TASK INPUT:
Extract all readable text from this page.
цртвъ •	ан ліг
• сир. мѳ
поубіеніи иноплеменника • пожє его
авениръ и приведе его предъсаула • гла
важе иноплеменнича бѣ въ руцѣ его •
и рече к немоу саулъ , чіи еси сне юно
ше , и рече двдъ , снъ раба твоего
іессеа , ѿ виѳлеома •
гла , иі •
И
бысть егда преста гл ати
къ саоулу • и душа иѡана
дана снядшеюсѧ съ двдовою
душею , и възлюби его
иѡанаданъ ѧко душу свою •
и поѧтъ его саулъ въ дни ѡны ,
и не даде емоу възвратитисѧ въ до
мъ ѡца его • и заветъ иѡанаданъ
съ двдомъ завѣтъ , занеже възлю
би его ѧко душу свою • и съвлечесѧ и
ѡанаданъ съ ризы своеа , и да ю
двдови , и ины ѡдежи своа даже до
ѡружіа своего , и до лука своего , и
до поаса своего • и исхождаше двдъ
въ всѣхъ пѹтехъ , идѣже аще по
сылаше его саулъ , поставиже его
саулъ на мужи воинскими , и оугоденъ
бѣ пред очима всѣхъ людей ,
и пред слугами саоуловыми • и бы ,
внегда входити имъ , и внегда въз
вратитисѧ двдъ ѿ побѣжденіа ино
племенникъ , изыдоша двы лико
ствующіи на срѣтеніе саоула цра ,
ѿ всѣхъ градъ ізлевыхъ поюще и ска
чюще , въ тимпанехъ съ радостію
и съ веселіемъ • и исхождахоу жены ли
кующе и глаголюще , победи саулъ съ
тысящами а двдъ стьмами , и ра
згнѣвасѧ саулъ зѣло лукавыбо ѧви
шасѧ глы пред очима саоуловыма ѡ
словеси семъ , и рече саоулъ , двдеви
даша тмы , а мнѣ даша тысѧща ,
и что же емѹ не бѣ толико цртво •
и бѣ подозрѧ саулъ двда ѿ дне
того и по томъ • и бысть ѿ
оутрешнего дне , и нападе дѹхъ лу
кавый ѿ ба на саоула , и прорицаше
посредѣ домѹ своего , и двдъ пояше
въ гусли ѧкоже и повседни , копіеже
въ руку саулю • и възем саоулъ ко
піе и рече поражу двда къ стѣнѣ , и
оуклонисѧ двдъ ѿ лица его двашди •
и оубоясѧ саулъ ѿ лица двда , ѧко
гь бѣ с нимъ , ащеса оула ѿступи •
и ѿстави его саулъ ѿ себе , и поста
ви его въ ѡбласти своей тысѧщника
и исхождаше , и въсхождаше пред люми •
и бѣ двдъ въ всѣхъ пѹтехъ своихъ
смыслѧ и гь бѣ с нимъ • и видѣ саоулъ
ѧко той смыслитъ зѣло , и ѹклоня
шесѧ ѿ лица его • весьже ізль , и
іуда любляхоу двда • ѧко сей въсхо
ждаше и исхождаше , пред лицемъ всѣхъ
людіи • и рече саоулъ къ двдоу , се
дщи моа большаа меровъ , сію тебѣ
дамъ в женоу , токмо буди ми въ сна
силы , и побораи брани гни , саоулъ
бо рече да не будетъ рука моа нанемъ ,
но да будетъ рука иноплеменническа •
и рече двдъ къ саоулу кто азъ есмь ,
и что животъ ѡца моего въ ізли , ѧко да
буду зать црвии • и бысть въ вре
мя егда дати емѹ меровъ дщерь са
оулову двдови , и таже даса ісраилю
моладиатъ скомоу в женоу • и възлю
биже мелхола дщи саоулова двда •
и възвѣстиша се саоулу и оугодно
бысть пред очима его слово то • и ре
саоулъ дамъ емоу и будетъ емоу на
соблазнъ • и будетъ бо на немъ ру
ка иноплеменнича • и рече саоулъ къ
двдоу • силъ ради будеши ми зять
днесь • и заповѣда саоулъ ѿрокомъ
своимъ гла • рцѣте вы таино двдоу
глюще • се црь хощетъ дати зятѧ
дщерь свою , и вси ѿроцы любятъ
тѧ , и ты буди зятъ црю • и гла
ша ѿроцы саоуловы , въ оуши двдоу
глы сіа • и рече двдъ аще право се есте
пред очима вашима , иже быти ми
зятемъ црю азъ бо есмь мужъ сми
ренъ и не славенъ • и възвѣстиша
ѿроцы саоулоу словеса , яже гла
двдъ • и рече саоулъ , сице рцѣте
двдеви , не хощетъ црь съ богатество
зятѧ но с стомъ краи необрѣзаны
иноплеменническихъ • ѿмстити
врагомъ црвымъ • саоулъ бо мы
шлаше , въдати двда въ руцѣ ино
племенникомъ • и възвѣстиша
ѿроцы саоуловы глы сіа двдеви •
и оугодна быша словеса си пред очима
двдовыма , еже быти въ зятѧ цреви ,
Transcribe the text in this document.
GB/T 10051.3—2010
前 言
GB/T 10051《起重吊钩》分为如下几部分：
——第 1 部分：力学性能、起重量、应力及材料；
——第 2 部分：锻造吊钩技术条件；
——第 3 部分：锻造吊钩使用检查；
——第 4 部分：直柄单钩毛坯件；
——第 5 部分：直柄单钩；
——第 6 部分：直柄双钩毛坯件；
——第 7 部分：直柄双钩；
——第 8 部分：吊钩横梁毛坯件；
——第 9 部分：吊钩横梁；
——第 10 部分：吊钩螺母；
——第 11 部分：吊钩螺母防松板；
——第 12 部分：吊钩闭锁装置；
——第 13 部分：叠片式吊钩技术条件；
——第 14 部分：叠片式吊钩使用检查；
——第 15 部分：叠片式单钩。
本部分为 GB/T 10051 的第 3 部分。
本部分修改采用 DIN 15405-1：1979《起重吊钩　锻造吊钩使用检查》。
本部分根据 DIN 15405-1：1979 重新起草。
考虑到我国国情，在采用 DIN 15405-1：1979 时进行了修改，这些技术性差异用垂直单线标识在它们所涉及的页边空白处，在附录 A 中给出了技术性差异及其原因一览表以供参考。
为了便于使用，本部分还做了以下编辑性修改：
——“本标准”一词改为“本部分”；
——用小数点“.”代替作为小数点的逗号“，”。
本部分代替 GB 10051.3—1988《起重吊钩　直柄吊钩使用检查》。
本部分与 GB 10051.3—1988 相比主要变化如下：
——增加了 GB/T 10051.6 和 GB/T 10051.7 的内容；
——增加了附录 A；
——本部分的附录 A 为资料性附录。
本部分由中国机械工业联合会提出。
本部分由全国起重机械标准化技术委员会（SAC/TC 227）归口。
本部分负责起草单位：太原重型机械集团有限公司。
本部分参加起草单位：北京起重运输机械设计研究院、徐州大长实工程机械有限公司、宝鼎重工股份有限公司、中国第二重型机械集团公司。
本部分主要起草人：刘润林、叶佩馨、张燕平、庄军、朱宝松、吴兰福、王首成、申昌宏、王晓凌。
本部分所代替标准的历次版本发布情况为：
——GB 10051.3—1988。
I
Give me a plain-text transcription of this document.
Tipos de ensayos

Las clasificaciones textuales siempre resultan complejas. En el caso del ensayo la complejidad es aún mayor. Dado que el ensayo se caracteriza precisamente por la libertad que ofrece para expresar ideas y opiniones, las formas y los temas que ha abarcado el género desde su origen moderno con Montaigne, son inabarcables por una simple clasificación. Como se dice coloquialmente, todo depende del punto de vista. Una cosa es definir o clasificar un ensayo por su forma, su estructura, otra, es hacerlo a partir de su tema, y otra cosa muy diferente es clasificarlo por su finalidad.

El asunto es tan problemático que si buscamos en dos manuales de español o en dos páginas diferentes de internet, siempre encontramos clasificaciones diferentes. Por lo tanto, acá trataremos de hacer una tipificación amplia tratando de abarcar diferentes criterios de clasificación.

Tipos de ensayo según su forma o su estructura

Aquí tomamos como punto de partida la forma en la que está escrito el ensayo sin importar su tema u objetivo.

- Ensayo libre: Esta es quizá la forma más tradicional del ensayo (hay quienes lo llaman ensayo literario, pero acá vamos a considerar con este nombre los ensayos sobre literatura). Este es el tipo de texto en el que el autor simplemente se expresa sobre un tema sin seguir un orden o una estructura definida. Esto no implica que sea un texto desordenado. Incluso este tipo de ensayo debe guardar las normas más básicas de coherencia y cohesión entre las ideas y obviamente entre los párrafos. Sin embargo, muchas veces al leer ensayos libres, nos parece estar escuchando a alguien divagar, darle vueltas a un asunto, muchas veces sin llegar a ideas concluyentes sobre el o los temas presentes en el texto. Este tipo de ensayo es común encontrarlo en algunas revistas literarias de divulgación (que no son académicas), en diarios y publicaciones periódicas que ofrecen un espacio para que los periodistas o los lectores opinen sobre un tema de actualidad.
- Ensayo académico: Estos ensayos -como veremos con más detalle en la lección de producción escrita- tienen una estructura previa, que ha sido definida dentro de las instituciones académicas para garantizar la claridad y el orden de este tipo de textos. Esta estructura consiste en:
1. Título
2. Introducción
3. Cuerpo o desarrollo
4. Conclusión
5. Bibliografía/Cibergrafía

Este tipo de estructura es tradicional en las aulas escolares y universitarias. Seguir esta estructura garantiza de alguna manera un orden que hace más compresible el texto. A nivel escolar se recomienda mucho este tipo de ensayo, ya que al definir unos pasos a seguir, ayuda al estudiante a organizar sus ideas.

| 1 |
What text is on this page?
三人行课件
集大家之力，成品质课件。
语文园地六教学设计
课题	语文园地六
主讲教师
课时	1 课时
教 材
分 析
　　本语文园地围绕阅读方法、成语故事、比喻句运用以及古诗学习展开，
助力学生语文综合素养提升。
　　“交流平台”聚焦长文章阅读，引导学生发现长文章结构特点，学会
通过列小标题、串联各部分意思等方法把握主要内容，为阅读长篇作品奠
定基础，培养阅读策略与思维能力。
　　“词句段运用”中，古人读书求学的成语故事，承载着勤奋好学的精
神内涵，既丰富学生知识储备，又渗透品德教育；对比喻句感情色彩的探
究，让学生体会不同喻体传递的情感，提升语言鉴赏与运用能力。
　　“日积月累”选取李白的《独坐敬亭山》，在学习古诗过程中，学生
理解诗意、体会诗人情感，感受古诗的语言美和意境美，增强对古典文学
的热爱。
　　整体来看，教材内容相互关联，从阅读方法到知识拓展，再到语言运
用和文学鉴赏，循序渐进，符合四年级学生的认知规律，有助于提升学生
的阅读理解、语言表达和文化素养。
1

AIM OF THE EXERCISE:
Select the lines that carry the string "словеса" and copy them.

THE OUTPUT:
ѿроцы саоулоу словеса , яже гла
и оугодна быша словеса си пред очима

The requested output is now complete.